# 1st kid from my new buck



## Bellafire Farm (Jan 5, 2010)

My first kid from my new gold, moonspotted, blue eyed, buck. And a doeling to boot!! Pictures are at 3 days old. And yes she has an adorable big grey moonspot on her chin, it's too cute! And her momma's udder is huge and SO solid on! 

She's GORGEOUS!! and she is SO SWEET!! I love her to pieces, and am SO excited to see more of his kids this spring!!


----------



## AlaskaBoers (May 7, 2008)

*Re: 1st kid from my new Rosasharn/Goldenbrook buck*

great looking kid! very cute


----------



## pelicanacresMN (Dec 29, 2009)

*Re: 1st kid from my new Rosasharn/Goldenbrook buck*

very cool! I'm hoping to pick up a moonspotted buck this spring


----------



## capriola-nd (Jul 6, 2008)

*Re: 1st kid from my new Rosasharn/Goldenbrook buck*

She is adorable! Congrats!


----------



## farmgirl42 (Jan 3, 2010)

## Records provided:
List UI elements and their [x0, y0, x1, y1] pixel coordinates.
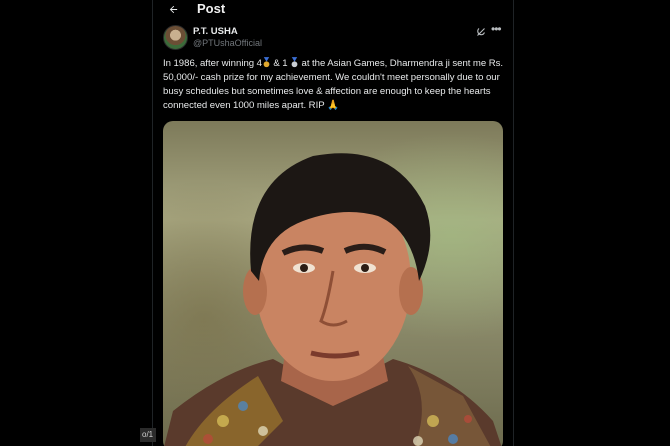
--
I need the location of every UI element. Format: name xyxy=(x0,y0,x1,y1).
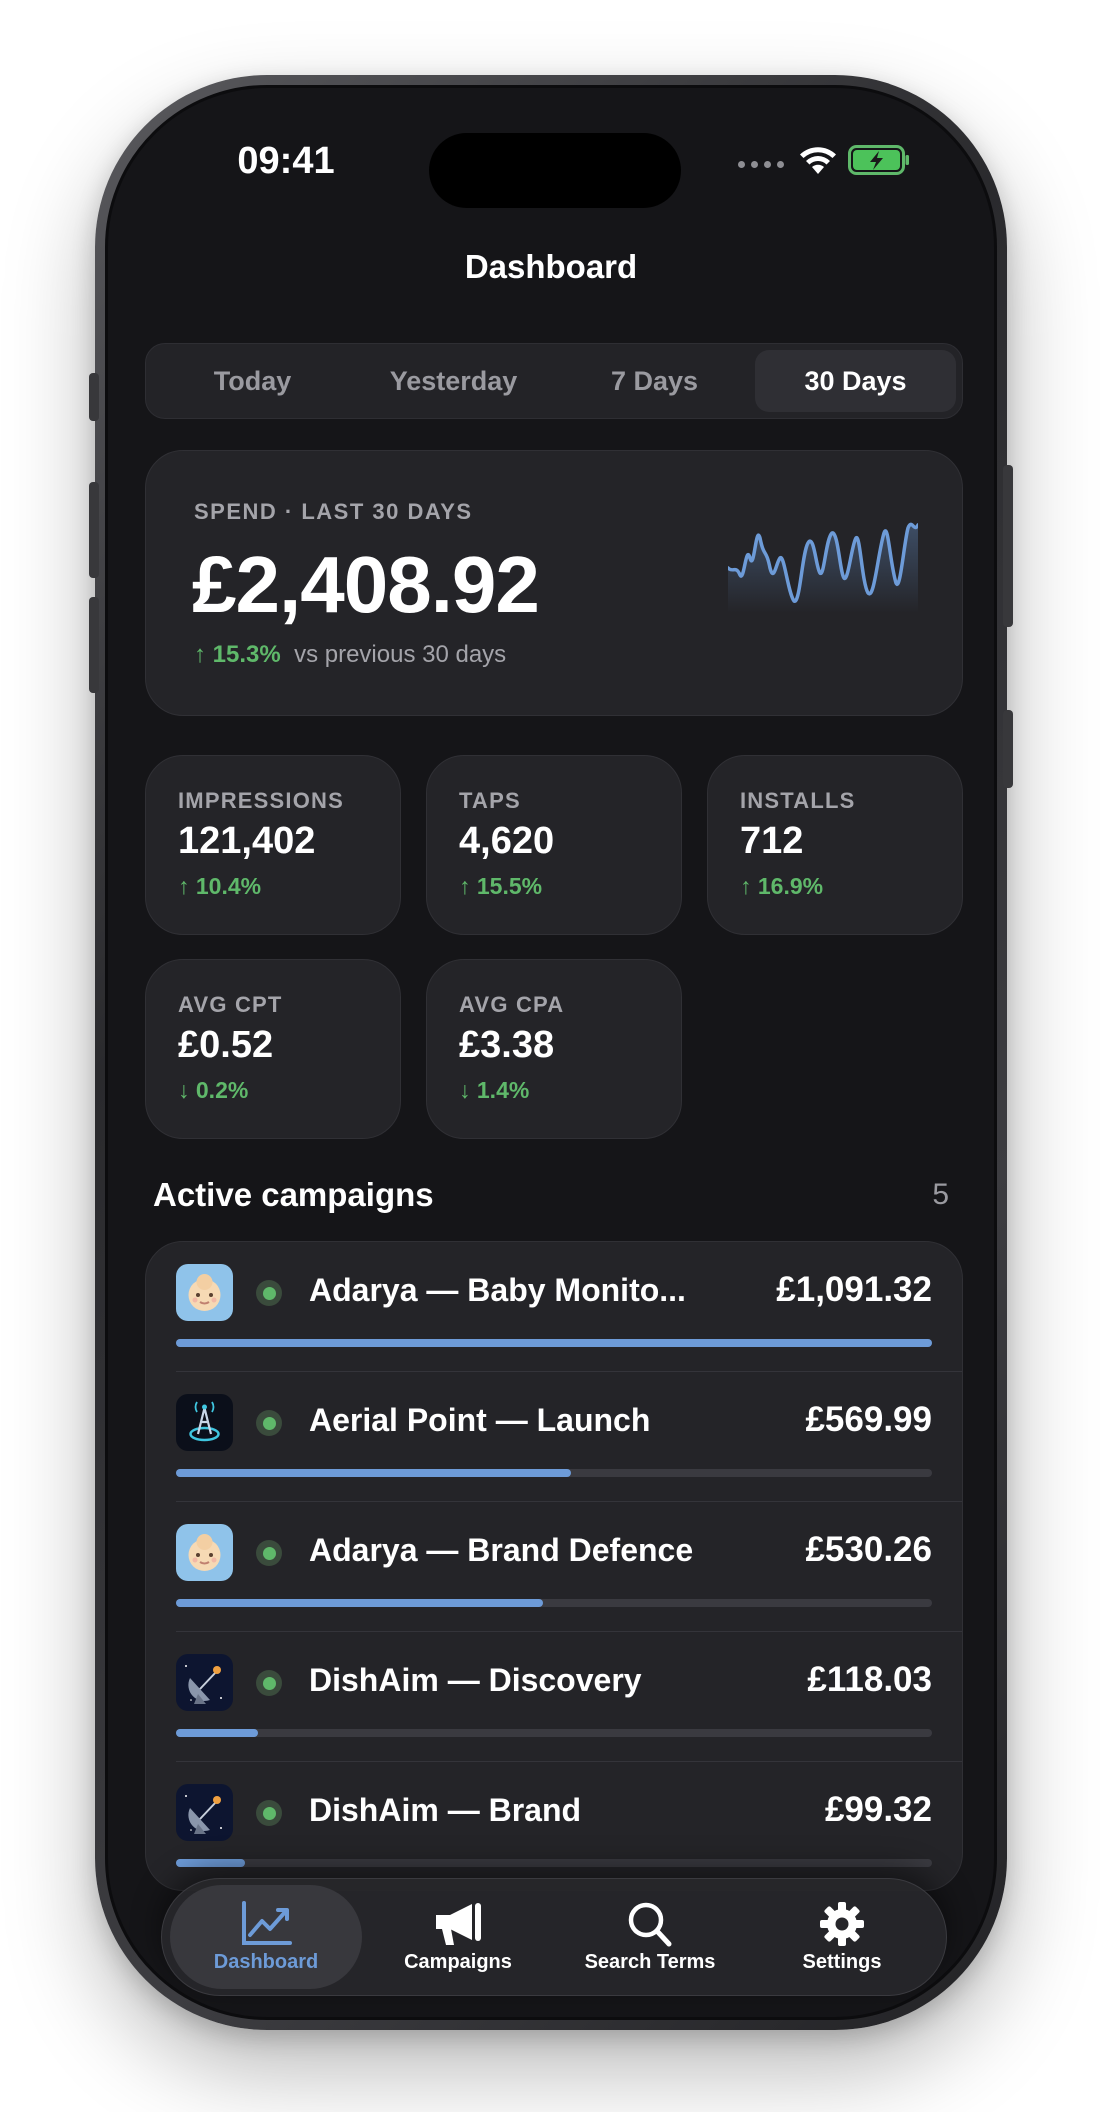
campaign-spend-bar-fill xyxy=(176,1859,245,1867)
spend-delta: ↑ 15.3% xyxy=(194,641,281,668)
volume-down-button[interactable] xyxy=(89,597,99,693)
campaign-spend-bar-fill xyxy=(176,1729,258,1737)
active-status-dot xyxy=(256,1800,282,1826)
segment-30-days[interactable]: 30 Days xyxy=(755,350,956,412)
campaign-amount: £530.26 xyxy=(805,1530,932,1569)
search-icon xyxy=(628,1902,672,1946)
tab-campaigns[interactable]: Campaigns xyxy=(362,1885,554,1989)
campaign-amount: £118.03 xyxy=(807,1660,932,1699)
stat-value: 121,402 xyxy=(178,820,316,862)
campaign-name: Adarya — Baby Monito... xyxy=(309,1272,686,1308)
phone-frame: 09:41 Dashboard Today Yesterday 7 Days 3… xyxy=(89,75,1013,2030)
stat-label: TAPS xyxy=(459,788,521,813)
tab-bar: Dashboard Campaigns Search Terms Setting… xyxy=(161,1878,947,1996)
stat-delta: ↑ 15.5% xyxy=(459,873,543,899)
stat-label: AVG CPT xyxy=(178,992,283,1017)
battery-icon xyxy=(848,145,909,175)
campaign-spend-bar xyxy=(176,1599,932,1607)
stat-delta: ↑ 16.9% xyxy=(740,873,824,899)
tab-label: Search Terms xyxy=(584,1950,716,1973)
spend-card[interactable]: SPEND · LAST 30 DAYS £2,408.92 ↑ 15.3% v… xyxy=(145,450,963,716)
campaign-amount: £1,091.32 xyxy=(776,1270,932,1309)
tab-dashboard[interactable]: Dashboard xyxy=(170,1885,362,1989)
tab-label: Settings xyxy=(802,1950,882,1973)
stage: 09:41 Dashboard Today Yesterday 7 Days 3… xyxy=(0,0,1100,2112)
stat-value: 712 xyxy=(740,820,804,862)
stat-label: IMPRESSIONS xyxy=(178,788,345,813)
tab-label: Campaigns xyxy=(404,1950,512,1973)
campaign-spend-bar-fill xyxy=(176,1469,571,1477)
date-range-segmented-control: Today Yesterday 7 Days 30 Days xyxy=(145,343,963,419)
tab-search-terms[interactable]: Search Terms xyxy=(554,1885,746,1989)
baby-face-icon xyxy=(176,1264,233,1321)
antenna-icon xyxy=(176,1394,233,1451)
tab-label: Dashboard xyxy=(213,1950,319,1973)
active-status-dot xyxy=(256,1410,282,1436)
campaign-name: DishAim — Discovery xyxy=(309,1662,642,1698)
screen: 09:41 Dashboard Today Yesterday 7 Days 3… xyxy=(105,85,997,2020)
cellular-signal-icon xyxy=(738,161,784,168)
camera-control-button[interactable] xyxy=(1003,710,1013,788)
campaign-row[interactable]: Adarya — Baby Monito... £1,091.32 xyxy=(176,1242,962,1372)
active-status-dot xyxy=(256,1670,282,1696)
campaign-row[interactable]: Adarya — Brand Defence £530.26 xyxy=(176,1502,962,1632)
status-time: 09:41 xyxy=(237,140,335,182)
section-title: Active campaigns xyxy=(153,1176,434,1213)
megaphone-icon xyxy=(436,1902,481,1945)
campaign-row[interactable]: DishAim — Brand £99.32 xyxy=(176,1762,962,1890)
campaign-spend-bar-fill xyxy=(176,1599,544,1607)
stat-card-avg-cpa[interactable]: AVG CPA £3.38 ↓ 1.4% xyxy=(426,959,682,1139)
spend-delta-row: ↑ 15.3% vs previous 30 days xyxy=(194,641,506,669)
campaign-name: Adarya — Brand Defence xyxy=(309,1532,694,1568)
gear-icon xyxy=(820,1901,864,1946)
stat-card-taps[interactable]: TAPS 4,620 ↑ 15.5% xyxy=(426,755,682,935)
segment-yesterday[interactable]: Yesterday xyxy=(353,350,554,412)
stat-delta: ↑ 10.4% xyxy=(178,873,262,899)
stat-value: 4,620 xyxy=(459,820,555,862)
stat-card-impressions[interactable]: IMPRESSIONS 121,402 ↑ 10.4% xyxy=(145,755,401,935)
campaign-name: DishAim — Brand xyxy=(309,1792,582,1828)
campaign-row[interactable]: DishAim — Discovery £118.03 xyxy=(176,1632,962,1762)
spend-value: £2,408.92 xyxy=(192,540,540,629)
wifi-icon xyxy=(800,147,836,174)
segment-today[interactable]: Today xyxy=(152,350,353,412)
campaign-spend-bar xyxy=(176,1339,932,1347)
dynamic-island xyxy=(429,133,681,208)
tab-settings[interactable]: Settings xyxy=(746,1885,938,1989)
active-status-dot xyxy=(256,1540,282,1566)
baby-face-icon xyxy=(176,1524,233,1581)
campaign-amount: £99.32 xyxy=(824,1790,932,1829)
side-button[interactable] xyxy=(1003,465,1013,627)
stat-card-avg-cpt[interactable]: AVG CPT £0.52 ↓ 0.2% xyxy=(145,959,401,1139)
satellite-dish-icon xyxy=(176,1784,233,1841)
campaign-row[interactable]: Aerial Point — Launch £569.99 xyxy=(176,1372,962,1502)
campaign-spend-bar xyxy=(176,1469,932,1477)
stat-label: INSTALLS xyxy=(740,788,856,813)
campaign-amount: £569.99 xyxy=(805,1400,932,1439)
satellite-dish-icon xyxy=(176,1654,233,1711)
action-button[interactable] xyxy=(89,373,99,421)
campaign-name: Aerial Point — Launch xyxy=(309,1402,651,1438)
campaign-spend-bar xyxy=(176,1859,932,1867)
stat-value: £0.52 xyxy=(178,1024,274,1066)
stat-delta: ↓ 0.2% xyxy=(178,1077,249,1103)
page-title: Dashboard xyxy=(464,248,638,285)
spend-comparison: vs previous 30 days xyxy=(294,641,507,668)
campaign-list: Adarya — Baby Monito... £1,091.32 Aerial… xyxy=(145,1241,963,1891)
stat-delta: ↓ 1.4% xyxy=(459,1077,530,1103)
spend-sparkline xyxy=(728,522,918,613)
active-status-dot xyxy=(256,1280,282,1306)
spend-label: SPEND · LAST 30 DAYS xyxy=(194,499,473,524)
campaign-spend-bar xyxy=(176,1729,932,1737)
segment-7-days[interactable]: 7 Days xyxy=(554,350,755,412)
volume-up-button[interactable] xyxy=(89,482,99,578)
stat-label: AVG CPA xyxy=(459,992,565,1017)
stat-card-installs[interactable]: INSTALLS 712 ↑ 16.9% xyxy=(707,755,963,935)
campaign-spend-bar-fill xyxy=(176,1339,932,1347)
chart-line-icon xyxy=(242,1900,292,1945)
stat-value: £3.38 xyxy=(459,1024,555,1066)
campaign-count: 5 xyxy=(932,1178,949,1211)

## Tasks:
(A) Reproduce the goat forum thread word for word between "# 1st kid from" and "kids this spring!!", inclusive.
(B) List every username that appears as a heading in the goat forum thread.

## Expected answers:
(A)
# 1st kid from my new buck



## Bellafire Farm (Jan 5, 2010)

My first kid from my new gold, moonspotted, blue eyed, buck. And a doeling to boot!! Pictures are at 3 days old. And yes she has an adorable big grey moonspot on her chin, it's too cute! And her momma's udder is huge and SO solid on! 

She's GORGEOUS!! and she is SO SWEET!! I love her to pieces, and am SO excited to see more of his kids this spring!!

(B)
Bellafire Farm
AlaskaBoers
pelicanacresMN
capriola-nd
farmgirl42